DIRECTIVE: Below are the records; locate each line with the word "Carcinoma" and copy it.

== == ==

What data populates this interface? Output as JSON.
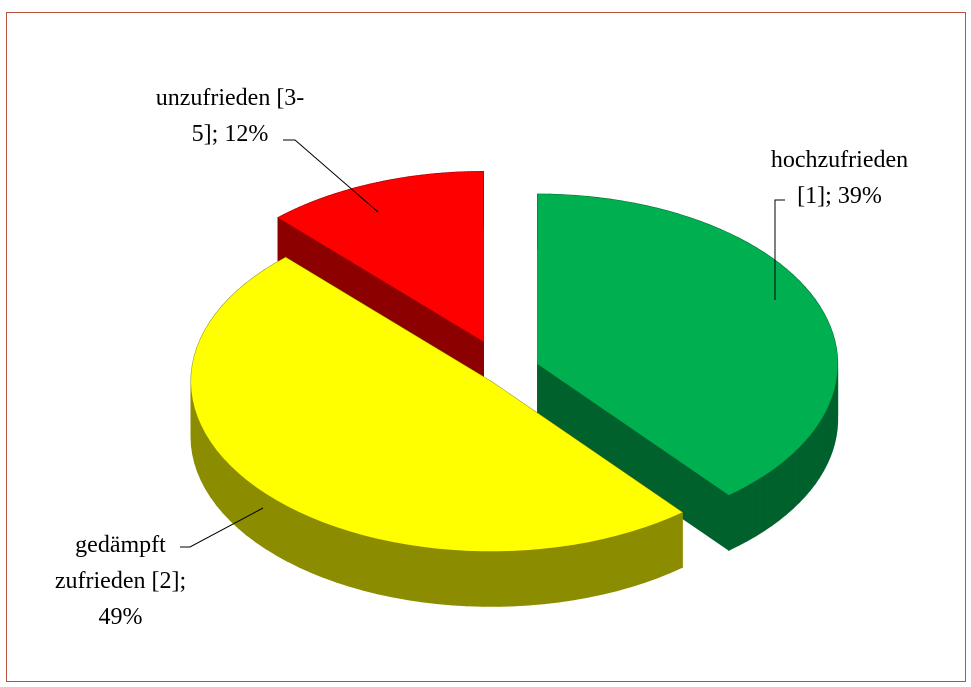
{
  "chart_data": {
    "type": "pie3d",
    "values": [
      39,
      49,
      12
    ],
    "value_labels": [
      "hochzufrieden [1]; 39%",
      "gedämpft zufrieden [2]; 49%",
      "unzufrieden [3-5]; 12%"
    ],
    "colors": [
      "#00b050",
      "#ffff00",
      "#ff0000"
    ]
  }
}
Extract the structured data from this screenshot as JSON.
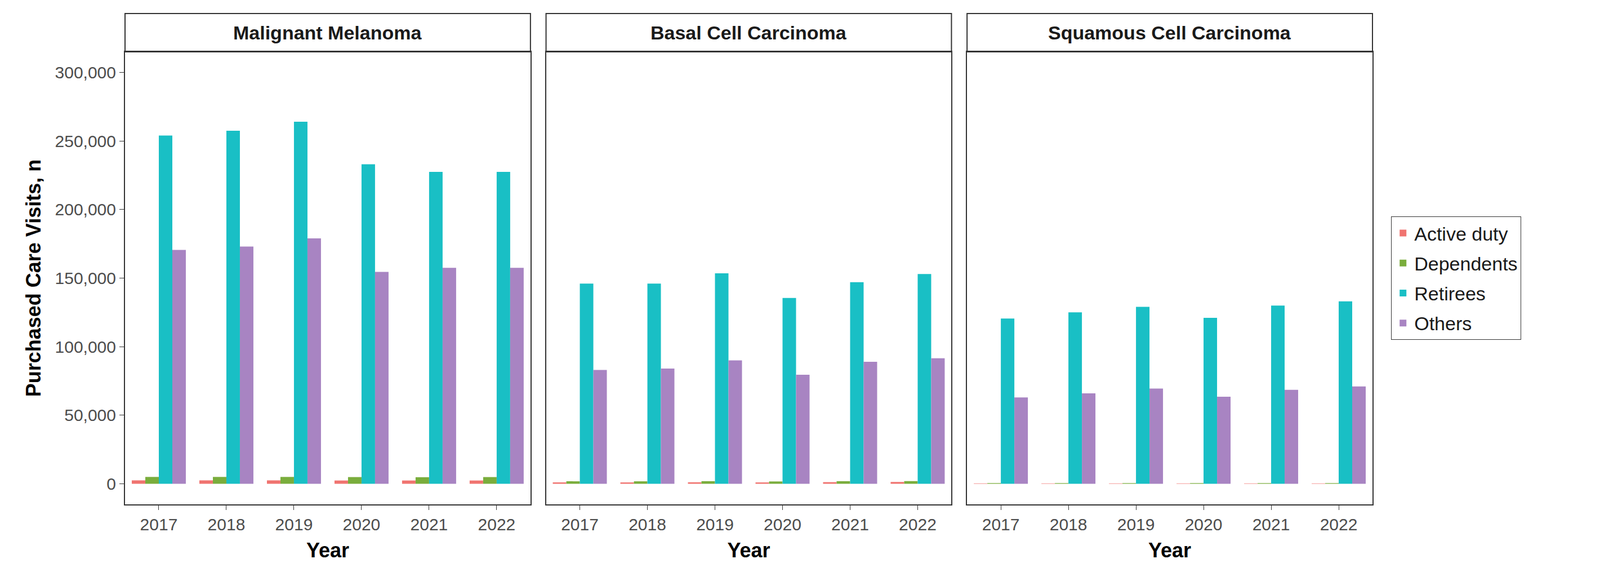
{
  "chart_data": [
    {
      "type": "bar",
      "title": "Malignant Melanoma",
      "x_label": "Year",
      "y_label": "Purchased Care Visits, n",
      "categories": [
        "2017",
        "2018",
        "2019",
        "2020",
        "2021",
        "2022"
      ],
      "series": [
        {
          "name": "Active duty",
          "color": "#F07470",
          "values": [
            2500,
            2500,
            2500,
            2400,
            2400,
            2400
          ]
        },
        {
          "name": "Dependents",
          "color": "#7AAD3C",
          "values": [
            5000,
            5000,
            5000,
            4900,
            4800,
            4900
          ]
        },
        {
          "name": "Retirees",
          "color": "#19BFC5",
          "values": [
            254000,
            257500,
            264000,
            233000,
            227500,
            227500
          ]
        },
        {
          "name": "Others",
          "color": "#A884C2",
          "values": [
            170500,
            173000,
            179000,
            154500,
            157500,
            157500
          ]
        }
      ],
      "ylim": [
        -15000,
        315000
      ],
      "yticks": [
        0,
        {
          "value": 50000,
          "label": "50,000"
        },
        {
          "value": 100000,
          "label": "100,000"
        },
        {
          "value": 150000,
          "label": "150,000"
        },
        {
          "value": 200000,
          "label": "200,000"
        },
        {
          "value": 250000,
          "label": "250,000"
        },
        {
          "value": 300000,
          "label": "300,000"
        }
      ],
      "grid": false,
      "legend": "right"
    },
    {
      "type": "bar",
      "title": "Basal Cell Carcinoma",
      "x_label": "Year",
      "categories": [
        "2017",
        "2018",
        "2019",
        "2020",
        "2021",
        "2022"
      ],
      "series": [
        {
          "name": "Active duty",
          "color": "#F07470",
          "values": [
            1000,
            1000,
            1100,
            1000,
            1200,
            1300
          ]
        },
        {
          "name": "Dependents",
          "color": "#7AAD3C",
          "values": [
            1800,
            1800,
            1900,
            1700,
            1900,
            2000
          ]
        },
        {
          "name": "Retirees",
          "color": "#19BFC5",
          "values": [
            146000,
            146000,
            153500,
            135500,
            147000,
            153000
          ]
        },
        {
          "name": "Others",
          "color": "#A884C2",
          "values": [
            83000,
            84000,
            90000,
            79500,
            89000,
            91500
          ]
        }
      ],
      "ylim": [
        -15000,
        315000
      ],
      "yticks": [
        0,
        {
          "value": 50000,
          "label": "50,000"
        },
        {
          "value": 100000,
          "label": "100,000"
        },
        {
          "value": 150000,
          "label": "150,000"
        },
        {
          "value": 200000,
          "label": "200,000"
        },
        {
          "value": 250000,
          "label": "250,000"
        },
        {
          "value": 300000,
          "label": "300,000"
        }
      ],
      "grid": false,
      "tick_labels": "x"
    },
    {
      "type": "bar",
      "title": "Squamous Cell Carcinoma",
      "x_label": "Year",
      "categories": [
        "2017",
        "2018",
        "2019",
        "2020",
        "2021",
        "2022"
      ],
      "series": [
        {
          "name": "Active duty",
          "color": "#F07470",
          "values": [
            300,
            300,
            300,
            300,
            300,
            300
          ]
        },
        {
          "name": "Dependents",
          "color": "#7AAD3C",
          "values": [
            500,
            500,
            500,
            500,
            500,
            500
          ]
        },
        {
          "name": "Retirees",
          "color": "#19BFC5",
          "values": [
            120500,
            125000,
            129000,
            121000,
            130000,
            133000
          ]
        },
        {
          "name": "Others",
          "color": "#A884C2",
          "values": [
            63000,
            66000,
            69500,
            63500,
            68500,
            71000
          ]
        }
      ],
      "ylim": [
        -15000,
        315000
      ],
      "yticks": [
        0,
        {
          "value": 50000,
          "label": "50,000"
        },
        {
          "value": 100000,
          "label": "100,000"
        },
        {
          "value": 150000,
          "label": "150,000"
        },
        {
          "value": 200000,
          "label": "200,000"
        },
        {
          "value": 250000,
          "label": "250,000"
        },
        {
          "value": 300000,
          "label": "300,000"
        }
      ],
      "grid": false,
      "tick_labels": "x"
    }
  ]
}
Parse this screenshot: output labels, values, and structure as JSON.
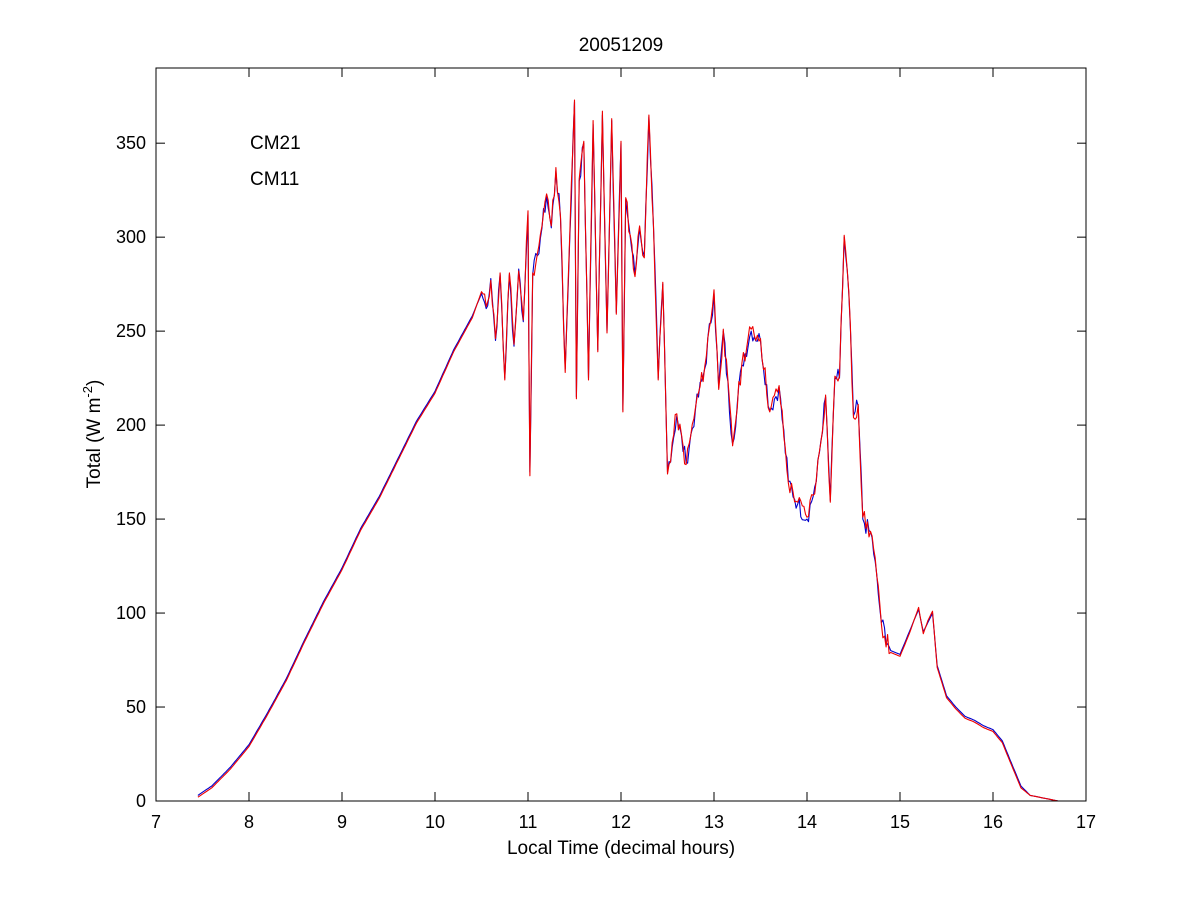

== == ==

RESULT BELOW:
      "title": "Basal Cell Carcinoma",
      "title": "Squamous Cell Carcinoma",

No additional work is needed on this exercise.